PROBLEM DESCRIPTION:
For the material that follows, list every line containing the word "icon".

--- Start ---

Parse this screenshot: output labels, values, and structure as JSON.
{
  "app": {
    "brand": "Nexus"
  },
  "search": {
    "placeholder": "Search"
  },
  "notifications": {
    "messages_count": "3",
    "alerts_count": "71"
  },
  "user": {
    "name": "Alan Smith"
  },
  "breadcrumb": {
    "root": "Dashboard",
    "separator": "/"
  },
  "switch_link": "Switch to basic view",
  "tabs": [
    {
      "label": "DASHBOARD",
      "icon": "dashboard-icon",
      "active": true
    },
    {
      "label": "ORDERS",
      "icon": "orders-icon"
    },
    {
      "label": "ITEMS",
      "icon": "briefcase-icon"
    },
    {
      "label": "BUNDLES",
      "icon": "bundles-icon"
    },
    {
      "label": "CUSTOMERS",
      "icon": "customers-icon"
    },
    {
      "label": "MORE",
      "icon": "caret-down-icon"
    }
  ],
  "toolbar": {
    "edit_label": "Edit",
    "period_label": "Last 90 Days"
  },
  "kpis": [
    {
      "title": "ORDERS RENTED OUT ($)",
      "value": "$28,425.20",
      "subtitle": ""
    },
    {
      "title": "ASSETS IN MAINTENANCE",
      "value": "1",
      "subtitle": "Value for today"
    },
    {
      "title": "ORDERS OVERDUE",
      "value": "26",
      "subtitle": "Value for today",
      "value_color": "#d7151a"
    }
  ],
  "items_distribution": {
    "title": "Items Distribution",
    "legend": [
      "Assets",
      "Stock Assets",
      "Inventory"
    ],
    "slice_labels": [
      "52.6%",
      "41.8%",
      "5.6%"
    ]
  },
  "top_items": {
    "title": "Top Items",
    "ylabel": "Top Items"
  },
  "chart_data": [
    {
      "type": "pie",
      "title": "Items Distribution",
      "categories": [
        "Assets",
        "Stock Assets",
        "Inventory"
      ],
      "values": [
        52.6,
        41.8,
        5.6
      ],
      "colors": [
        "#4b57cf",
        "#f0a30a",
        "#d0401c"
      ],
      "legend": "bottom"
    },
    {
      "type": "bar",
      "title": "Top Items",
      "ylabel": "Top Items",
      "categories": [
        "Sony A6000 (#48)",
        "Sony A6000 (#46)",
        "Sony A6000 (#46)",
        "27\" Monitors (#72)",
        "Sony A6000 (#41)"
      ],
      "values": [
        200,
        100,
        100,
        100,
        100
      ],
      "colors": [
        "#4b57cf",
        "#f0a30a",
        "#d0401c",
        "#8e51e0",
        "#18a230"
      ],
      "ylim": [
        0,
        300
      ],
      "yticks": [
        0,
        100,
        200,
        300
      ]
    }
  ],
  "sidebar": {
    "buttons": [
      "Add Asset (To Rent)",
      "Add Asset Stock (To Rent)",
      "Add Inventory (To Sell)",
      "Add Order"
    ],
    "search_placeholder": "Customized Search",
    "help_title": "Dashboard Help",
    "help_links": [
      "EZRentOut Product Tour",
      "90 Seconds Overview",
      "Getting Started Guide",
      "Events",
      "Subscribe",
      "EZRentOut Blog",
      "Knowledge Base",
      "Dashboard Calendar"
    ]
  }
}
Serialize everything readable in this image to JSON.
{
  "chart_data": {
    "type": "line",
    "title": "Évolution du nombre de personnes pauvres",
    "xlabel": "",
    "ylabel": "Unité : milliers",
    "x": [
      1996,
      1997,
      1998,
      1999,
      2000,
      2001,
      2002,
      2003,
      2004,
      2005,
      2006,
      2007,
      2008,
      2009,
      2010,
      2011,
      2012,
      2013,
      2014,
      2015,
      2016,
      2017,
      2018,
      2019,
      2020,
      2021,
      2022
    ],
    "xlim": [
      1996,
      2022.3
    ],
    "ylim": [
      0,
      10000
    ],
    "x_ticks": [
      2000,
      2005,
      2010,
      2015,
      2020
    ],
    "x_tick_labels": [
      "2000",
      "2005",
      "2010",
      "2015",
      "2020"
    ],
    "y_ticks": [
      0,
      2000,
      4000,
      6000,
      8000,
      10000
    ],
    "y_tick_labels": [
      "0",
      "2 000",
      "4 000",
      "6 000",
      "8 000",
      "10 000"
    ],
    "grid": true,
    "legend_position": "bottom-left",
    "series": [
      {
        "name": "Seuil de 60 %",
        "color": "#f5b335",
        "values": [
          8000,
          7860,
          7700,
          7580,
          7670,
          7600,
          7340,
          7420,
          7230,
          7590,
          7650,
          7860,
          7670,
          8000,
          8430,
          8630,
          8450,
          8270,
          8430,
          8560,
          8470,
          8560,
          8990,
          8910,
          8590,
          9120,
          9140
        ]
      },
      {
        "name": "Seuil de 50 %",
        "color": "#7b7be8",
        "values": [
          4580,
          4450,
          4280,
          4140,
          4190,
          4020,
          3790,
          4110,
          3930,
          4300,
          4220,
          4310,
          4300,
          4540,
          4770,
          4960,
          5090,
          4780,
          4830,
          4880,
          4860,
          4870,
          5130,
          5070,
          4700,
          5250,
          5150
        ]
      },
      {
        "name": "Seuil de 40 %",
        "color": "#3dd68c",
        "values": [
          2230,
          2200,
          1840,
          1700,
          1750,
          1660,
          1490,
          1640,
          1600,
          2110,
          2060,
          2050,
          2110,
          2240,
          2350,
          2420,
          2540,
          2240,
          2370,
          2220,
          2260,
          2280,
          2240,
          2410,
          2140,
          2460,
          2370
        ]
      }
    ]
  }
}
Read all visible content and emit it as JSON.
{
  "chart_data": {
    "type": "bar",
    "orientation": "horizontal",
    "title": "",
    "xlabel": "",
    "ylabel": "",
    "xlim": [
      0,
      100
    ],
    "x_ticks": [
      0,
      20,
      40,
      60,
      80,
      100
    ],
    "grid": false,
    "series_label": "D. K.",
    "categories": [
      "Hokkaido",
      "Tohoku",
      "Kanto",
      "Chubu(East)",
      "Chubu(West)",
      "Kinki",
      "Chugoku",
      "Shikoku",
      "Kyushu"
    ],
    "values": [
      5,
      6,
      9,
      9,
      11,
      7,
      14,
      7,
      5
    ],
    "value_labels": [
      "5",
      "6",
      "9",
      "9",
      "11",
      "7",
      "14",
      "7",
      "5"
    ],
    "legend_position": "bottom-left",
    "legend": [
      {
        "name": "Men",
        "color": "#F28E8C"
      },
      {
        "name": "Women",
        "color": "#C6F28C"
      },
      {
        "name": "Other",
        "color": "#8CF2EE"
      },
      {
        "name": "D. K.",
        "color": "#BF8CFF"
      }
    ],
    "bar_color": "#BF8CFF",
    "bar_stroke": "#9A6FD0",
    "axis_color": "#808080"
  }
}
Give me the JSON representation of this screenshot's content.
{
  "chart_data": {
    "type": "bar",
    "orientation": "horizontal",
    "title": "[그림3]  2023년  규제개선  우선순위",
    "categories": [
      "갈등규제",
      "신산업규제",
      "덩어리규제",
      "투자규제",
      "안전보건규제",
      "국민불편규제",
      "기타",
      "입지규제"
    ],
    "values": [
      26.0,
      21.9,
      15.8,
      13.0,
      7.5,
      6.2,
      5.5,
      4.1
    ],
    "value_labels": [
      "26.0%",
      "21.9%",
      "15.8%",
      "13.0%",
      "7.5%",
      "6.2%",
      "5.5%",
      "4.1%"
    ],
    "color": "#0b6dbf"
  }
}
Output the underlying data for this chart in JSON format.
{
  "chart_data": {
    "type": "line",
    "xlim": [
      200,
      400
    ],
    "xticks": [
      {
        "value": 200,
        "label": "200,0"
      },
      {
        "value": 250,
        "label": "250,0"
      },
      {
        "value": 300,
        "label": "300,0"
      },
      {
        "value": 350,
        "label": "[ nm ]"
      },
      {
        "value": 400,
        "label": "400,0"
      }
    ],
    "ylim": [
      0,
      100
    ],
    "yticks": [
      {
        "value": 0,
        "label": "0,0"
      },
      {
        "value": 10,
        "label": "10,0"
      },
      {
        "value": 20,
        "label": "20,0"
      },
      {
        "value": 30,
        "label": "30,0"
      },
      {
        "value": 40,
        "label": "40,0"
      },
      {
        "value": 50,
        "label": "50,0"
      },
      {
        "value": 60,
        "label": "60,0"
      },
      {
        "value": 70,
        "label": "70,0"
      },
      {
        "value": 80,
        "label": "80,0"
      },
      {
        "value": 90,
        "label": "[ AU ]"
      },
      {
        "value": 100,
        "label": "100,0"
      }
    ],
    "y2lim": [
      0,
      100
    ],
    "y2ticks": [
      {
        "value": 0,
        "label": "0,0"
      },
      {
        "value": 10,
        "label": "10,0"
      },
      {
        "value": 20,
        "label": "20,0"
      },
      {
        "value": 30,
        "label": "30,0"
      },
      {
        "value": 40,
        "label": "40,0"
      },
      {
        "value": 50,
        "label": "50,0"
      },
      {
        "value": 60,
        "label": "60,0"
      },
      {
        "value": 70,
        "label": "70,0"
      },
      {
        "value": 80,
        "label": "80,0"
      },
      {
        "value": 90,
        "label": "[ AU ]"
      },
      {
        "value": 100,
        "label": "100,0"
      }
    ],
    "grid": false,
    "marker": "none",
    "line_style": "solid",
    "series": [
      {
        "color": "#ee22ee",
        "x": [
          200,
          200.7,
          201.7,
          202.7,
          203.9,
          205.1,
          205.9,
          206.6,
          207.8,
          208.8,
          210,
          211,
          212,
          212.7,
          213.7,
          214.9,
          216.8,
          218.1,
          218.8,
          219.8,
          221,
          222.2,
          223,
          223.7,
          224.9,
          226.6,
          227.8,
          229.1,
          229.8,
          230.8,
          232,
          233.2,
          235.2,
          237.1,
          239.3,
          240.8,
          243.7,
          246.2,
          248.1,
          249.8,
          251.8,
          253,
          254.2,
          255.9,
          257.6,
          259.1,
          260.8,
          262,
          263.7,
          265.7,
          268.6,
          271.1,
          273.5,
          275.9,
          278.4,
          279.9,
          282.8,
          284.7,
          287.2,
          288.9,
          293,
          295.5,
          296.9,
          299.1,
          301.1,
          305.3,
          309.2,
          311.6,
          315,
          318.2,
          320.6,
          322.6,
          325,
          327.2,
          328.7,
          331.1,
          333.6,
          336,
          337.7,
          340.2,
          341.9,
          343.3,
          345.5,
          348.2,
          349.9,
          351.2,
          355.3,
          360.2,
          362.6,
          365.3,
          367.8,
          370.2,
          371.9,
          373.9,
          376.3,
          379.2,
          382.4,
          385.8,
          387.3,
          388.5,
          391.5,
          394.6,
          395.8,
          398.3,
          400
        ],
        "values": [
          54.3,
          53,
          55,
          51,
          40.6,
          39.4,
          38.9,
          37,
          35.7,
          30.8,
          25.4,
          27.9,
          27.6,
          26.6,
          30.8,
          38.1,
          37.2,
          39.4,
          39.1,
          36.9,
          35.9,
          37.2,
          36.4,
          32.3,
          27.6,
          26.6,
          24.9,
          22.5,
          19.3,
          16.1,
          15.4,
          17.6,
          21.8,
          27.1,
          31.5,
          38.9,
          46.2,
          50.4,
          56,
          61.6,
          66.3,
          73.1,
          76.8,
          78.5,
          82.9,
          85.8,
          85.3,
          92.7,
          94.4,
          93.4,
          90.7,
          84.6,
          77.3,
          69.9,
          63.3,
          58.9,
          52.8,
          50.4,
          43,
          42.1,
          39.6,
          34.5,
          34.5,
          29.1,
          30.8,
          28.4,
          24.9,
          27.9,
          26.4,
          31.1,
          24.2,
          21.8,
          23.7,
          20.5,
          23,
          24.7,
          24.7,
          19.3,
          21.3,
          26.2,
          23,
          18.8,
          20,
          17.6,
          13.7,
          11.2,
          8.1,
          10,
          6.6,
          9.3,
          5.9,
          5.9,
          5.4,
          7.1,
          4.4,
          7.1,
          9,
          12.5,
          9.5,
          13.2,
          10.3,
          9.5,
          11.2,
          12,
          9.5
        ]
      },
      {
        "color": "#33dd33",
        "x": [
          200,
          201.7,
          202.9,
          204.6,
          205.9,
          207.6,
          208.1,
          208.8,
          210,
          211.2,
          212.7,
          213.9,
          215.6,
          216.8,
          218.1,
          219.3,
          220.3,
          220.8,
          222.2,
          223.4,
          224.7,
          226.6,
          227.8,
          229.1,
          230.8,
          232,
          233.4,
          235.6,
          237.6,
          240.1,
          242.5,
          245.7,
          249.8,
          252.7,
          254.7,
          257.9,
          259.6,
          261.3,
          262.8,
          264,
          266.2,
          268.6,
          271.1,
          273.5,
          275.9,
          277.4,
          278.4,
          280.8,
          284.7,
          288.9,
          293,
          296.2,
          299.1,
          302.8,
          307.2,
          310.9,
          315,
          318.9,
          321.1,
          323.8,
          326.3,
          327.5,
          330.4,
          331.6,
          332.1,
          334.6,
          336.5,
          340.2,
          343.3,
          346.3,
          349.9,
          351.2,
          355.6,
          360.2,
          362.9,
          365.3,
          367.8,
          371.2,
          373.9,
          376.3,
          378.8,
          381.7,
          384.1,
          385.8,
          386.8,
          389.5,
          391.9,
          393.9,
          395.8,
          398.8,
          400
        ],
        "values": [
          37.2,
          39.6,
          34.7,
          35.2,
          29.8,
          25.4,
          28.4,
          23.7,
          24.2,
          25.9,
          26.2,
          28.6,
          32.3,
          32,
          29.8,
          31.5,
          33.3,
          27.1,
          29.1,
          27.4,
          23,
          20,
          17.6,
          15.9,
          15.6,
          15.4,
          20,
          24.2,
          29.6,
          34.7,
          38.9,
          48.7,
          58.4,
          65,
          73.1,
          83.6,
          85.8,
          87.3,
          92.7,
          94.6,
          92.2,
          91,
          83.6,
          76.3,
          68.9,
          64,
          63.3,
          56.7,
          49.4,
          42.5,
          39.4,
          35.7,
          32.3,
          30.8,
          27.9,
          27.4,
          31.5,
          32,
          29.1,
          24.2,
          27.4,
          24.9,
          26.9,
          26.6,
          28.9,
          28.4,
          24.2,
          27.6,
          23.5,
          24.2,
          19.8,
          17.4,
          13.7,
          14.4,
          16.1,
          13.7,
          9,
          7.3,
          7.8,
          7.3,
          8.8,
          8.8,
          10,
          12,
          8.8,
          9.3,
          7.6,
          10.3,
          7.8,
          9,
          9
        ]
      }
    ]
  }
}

--- End ---

CORRECT ANSWER:
      "icon": "dashboard-icon",
      "icon": "orders-icon"
      "icon": "briefcase-icon"
      "icon": "bundles-icon"
      "icon": "customers-icon"
      "icon": "caret-down-icon"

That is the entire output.